> **CHALLENGE**: Your task is to copy every line of the entries that contains "Takata".

> **Extracted data entries**:
## Begin

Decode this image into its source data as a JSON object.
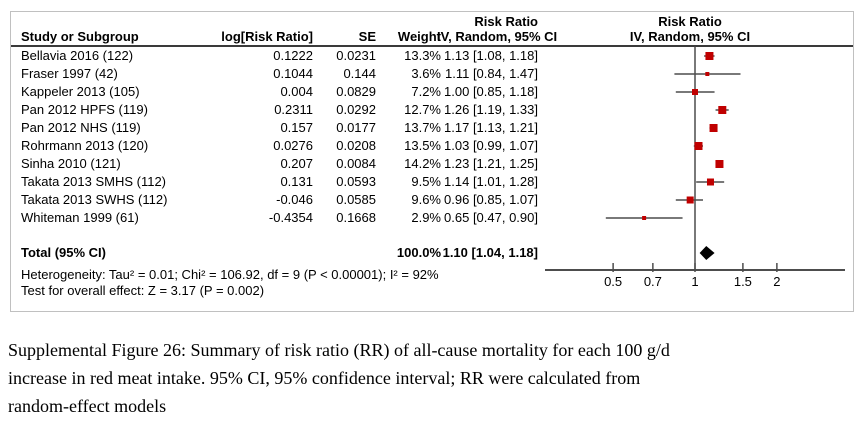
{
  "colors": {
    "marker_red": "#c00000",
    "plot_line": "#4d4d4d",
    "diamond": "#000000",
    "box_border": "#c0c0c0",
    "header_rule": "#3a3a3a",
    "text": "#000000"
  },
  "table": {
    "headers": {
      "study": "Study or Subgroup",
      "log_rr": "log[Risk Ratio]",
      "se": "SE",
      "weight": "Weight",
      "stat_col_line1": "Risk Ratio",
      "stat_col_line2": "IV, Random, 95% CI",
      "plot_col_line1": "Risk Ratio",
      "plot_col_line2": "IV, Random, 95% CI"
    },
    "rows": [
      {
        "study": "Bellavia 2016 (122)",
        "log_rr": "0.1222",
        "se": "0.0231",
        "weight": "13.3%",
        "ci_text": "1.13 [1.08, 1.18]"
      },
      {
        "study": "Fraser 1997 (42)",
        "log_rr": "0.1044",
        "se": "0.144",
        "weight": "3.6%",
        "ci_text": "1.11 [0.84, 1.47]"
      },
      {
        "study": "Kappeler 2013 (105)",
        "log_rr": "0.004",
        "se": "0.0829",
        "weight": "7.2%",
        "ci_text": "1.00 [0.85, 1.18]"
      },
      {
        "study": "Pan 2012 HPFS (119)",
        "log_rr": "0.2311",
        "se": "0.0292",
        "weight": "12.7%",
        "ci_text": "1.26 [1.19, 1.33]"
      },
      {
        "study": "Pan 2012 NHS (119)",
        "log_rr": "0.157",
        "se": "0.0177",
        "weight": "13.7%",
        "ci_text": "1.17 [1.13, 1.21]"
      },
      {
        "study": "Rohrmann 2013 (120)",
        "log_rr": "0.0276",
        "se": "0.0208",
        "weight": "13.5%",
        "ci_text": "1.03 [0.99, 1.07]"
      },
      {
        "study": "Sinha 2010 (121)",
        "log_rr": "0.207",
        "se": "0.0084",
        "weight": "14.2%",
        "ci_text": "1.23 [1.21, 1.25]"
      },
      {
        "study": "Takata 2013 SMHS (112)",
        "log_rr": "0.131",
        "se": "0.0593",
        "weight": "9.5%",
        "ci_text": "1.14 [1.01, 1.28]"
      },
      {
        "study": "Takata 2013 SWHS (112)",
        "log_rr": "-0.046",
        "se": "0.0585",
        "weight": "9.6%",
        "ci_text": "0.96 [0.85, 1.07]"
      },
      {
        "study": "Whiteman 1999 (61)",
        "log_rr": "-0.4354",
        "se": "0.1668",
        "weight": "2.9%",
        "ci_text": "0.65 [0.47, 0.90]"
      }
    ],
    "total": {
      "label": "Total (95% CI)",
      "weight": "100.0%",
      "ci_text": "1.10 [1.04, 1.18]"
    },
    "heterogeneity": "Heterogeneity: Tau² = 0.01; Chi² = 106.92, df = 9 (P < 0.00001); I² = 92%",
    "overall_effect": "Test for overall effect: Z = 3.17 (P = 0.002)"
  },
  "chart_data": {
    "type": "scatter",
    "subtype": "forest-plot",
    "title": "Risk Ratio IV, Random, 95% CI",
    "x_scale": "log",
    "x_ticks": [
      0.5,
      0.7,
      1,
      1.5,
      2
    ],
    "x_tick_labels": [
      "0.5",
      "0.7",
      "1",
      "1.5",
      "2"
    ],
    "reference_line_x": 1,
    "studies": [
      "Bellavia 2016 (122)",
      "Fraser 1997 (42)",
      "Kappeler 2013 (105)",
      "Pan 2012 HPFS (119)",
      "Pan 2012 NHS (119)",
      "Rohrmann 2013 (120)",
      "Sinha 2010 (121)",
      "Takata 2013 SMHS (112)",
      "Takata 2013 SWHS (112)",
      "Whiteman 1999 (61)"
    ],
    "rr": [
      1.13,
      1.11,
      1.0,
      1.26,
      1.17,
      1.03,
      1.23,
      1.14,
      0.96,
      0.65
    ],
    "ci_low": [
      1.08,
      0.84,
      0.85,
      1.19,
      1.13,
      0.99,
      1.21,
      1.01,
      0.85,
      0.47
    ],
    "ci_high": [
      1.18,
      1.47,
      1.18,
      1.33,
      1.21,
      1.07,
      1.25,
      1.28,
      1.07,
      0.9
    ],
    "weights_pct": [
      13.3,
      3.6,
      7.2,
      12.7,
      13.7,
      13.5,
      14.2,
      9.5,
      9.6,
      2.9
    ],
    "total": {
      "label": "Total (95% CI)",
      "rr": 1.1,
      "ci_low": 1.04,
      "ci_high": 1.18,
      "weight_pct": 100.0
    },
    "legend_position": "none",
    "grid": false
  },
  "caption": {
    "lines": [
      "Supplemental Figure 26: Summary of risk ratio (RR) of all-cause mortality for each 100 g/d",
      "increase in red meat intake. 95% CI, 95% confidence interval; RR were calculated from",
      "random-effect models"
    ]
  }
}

## End
## Begin

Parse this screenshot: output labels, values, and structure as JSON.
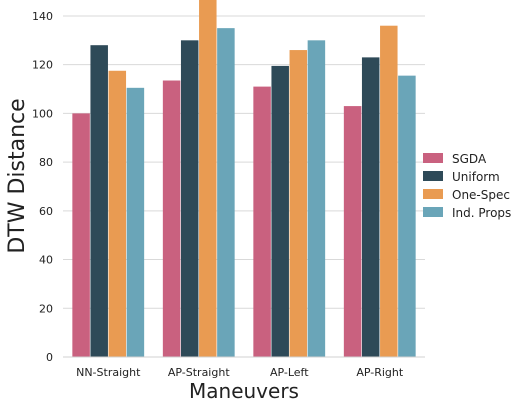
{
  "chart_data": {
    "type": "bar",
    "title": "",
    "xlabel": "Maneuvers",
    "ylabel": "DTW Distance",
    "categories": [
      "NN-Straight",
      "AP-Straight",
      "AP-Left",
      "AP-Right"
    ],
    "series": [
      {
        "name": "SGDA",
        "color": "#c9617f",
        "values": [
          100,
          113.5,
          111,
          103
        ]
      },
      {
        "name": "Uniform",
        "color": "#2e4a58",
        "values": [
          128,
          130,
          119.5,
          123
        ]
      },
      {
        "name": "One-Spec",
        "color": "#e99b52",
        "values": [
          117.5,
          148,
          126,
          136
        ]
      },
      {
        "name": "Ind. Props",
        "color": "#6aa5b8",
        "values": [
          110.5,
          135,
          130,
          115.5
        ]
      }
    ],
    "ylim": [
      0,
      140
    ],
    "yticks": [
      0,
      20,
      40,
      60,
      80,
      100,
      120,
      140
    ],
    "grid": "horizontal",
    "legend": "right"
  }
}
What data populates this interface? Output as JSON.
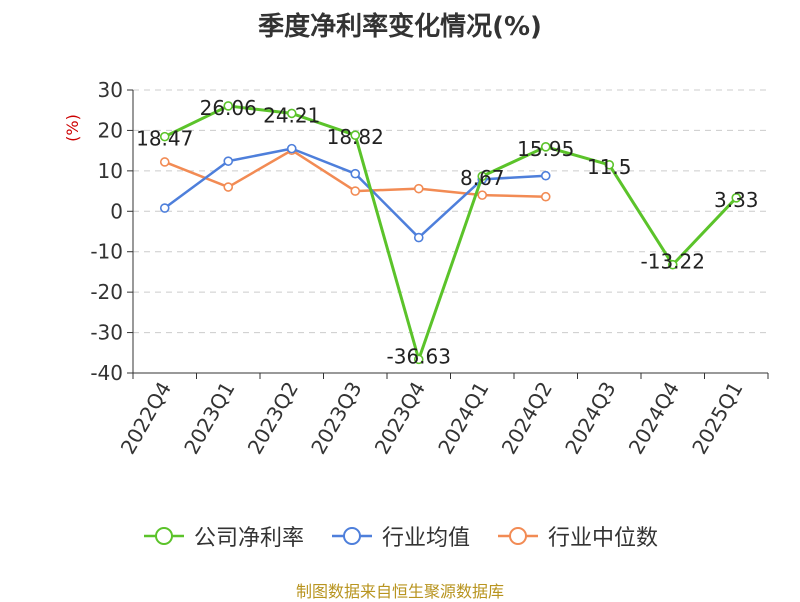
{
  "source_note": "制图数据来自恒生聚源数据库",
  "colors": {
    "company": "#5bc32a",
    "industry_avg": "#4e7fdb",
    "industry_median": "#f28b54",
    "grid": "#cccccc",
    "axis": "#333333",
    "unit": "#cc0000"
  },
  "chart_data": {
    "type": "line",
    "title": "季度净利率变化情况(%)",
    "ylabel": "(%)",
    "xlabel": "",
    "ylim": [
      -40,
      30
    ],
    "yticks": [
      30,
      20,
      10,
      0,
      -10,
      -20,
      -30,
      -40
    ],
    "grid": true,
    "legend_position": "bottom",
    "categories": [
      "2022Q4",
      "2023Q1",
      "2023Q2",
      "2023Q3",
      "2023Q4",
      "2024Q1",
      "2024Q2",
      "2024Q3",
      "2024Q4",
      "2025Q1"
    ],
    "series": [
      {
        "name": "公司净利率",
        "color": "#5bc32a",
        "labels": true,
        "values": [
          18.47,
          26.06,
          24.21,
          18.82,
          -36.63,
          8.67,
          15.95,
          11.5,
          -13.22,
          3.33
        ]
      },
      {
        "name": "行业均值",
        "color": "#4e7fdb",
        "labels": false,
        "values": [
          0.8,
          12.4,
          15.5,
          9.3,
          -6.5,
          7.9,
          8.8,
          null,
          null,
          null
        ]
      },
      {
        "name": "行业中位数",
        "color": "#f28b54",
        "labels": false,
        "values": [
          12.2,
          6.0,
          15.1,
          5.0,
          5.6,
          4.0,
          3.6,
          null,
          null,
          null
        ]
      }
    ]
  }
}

## End
## Begin

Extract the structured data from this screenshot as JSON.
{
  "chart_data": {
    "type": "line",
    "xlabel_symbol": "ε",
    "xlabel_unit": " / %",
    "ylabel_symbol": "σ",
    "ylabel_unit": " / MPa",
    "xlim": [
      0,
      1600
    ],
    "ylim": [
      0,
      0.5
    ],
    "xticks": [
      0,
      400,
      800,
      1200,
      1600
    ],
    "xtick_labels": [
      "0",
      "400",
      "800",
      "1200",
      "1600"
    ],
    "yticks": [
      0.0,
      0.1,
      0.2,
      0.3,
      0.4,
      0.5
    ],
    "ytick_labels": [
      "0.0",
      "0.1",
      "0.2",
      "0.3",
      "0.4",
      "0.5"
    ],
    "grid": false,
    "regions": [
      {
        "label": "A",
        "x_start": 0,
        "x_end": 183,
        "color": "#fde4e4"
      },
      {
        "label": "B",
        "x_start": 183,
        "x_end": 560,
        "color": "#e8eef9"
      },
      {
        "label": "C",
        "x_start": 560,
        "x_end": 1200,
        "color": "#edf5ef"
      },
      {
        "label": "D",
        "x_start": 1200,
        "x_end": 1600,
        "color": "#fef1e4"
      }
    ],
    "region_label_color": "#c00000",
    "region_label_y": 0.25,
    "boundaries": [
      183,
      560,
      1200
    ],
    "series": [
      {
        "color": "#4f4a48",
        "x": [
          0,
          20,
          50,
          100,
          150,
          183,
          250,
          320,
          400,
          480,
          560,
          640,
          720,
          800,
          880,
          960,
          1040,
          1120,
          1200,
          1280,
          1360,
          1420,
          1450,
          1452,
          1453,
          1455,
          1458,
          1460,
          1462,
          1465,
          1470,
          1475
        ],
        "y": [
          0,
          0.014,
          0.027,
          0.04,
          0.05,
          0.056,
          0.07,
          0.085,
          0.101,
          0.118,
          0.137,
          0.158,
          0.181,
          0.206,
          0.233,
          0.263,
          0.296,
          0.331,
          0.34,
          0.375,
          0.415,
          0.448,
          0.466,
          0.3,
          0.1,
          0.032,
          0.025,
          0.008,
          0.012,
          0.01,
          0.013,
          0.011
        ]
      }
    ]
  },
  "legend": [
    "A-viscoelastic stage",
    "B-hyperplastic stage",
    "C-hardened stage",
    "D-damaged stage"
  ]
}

## End

> **RESULT FOR THIS TASK**:
        "study": "Takata 2013 SMHS (112)",
        "study": "Takata 2013 SWHS (112)",
      "Takata 2013 SMHS (112)",
      "Takata 2013 SWHS (112)",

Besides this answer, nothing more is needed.